SET PROBLEM | Write out the records below without any change, starting at their first line and ending at the line that contains "466, 75, 478]", with both of those lines included.

** Start DATA TO PROCESS **

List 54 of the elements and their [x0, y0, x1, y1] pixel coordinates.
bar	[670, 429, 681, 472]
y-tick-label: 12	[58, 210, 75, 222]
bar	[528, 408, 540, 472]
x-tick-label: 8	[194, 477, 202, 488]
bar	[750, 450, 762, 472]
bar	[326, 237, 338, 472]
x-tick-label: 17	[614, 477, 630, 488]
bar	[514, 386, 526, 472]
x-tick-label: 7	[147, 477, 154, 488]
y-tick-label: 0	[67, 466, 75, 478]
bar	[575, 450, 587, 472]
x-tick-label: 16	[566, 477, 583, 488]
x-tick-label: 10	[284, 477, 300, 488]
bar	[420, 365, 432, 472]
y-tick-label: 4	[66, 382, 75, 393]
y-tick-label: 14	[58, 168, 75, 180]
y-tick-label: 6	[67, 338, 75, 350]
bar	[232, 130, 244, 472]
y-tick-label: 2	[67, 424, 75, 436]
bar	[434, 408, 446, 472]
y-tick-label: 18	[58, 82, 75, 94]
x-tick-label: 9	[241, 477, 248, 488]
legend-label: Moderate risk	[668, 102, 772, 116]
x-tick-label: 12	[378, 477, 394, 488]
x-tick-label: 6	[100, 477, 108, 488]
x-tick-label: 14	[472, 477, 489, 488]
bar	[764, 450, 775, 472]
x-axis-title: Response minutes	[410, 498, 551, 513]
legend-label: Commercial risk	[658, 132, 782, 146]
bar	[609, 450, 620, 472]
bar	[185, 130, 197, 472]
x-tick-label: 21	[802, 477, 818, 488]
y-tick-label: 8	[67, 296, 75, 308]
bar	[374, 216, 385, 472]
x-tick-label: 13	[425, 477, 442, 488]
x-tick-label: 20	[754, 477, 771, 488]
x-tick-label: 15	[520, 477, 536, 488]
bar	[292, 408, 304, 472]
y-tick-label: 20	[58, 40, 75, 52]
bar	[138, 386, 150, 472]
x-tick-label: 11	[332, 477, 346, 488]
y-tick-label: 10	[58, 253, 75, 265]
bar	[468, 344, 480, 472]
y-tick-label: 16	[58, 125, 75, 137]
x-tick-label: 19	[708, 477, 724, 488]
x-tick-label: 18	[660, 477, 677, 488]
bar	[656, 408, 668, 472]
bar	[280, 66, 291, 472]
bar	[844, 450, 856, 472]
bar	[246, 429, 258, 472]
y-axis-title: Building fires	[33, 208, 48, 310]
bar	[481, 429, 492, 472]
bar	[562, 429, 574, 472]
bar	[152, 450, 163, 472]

** End DATA TO PROCESS **

WRITTEN REPLY |
List 54 of the elements and their [x0, y0, x1, y1] pixel coordinates.
bar	[670, 429, 681, 472]
y-tick-label: 12	[58, 210, 75, 222]
bar	[528, 408, 540, 472]
x-tick-label: 8	[194, 477, 202, 488]
bar	[750, 450, 762, 472]
bar	[326, 237, 338, 472]
x-tick-label: 17	[614, 477, 630, 488]
bar	[514, 386, 526, 472]
x-tick-label: 7	[147, 477, 154, 488]
y-tick-label: 0	[67, 466, 75, 478]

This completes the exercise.